Gather up the lines with the word "marker" in them.

#### [GIVEN INFORMATION]
— Begin —
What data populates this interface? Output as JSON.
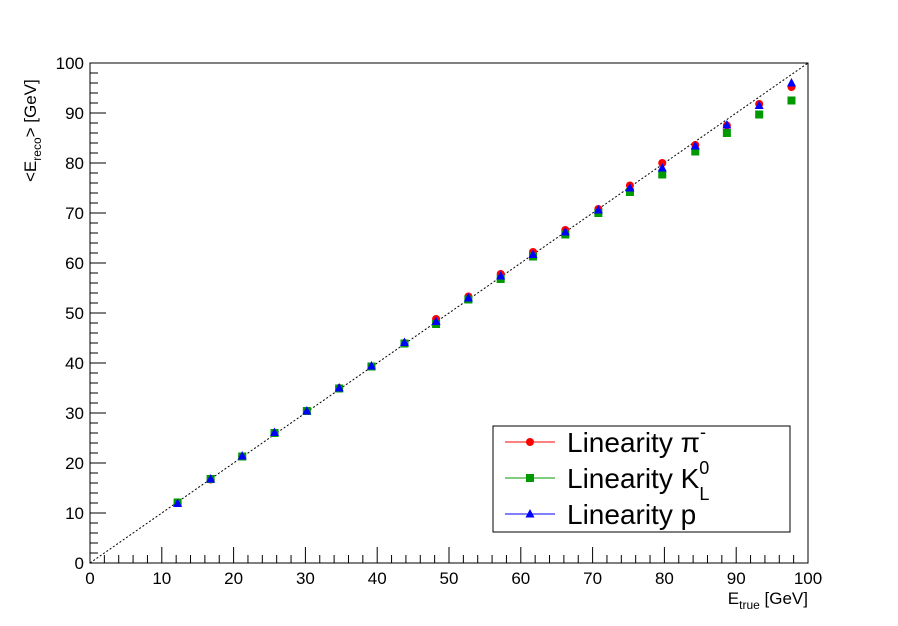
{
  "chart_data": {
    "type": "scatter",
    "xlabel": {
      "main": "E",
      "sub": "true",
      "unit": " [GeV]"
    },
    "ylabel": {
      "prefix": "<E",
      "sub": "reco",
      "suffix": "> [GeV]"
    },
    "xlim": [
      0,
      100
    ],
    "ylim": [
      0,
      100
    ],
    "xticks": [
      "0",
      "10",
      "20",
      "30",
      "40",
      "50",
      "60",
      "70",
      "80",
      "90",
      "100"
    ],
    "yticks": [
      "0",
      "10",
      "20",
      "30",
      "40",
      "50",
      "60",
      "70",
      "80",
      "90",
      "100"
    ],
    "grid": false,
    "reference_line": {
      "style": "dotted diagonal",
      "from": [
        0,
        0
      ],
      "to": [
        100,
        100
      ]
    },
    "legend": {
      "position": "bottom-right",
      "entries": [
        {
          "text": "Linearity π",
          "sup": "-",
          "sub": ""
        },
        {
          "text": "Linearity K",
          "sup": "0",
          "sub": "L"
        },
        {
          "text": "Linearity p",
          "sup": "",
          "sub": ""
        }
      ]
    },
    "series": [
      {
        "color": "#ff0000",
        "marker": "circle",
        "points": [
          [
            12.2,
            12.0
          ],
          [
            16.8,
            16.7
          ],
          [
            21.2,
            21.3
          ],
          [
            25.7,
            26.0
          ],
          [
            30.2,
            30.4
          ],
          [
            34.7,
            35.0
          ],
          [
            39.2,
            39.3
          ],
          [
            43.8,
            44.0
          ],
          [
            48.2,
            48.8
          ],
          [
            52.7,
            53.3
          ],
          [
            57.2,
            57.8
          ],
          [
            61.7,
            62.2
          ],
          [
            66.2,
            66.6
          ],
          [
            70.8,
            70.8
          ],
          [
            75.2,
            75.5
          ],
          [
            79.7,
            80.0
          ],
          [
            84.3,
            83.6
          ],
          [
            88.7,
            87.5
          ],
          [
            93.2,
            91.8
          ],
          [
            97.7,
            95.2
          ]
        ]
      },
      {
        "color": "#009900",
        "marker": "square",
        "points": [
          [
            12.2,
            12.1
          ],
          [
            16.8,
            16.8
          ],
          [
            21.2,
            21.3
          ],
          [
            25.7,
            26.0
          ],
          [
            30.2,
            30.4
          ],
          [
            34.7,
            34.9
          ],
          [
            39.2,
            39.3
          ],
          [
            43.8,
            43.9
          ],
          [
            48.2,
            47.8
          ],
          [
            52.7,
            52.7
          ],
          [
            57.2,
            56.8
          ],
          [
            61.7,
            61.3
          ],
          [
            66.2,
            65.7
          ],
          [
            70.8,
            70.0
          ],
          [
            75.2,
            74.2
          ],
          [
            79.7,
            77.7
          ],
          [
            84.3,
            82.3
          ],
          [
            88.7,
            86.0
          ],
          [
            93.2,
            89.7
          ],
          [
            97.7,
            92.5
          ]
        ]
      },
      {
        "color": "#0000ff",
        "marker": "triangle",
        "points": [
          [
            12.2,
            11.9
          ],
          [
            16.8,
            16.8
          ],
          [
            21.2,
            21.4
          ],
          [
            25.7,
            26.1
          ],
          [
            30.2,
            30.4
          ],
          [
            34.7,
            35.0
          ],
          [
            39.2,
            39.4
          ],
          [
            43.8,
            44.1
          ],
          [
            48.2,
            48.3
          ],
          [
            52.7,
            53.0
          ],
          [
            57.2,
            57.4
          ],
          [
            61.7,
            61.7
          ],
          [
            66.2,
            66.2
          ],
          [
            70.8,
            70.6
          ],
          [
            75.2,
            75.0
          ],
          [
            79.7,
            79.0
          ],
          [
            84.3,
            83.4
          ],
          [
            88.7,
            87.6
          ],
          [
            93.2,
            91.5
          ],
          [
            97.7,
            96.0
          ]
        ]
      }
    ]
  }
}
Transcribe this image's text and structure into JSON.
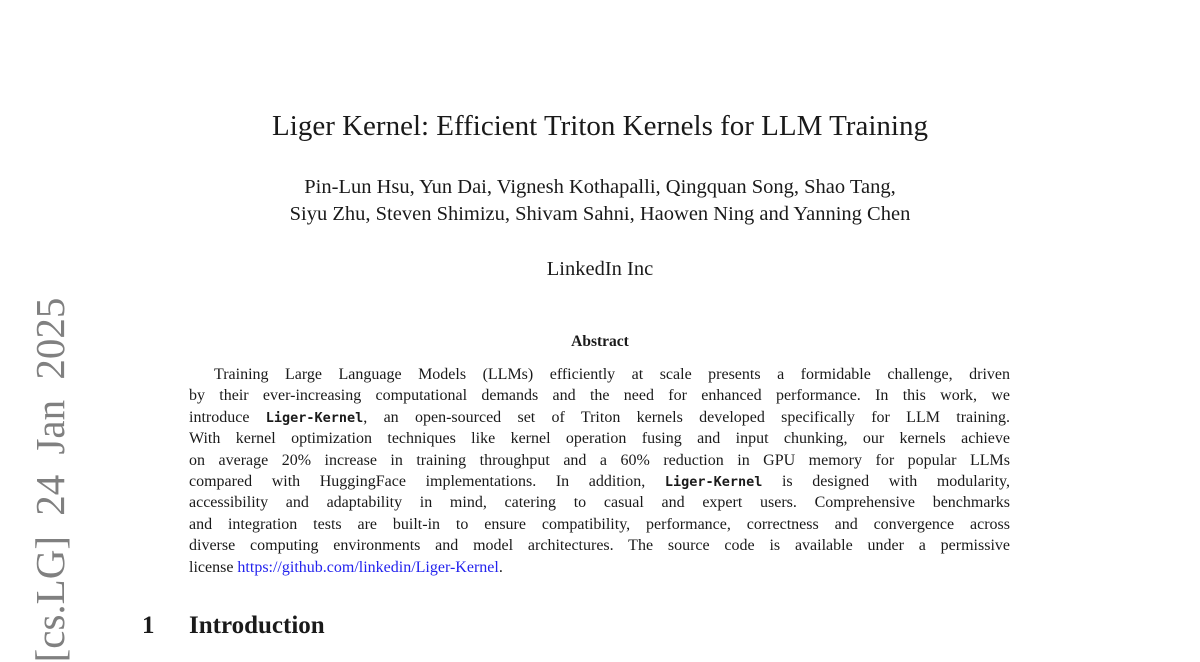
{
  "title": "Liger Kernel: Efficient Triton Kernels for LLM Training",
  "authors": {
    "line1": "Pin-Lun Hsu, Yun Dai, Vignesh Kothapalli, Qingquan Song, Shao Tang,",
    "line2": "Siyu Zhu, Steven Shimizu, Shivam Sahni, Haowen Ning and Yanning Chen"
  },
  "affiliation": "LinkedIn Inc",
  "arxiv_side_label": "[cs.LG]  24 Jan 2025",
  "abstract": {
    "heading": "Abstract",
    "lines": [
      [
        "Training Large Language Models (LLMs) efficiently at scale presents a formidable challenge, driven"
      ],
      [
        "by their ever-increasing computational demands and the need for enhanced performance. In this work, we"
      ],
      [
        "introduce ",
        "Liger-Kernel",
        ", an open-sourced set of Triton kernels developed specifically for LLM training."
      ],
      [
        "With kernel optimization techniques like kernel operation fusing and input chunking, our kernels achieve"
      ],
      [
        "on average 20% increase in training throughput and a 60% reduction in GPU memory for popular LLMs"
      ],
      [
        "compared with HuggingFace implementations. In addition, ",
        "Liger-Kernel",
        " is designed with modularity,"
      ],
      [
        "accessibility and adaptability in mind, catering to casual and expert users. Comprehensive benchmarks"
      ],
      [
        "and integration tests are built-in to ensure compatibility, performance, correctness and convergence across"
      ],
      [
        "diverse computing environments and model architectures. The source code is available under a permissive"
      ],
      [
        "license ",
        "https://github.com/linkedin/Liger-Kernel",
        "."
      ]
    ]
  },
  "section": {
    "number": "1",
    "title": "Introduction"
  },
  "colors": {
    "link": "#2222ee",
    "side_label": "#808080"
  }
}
— End —
#### [RESPONSE BELOW]
        "marker": "circle",
        "marker": "square",
        "marker": "triangle",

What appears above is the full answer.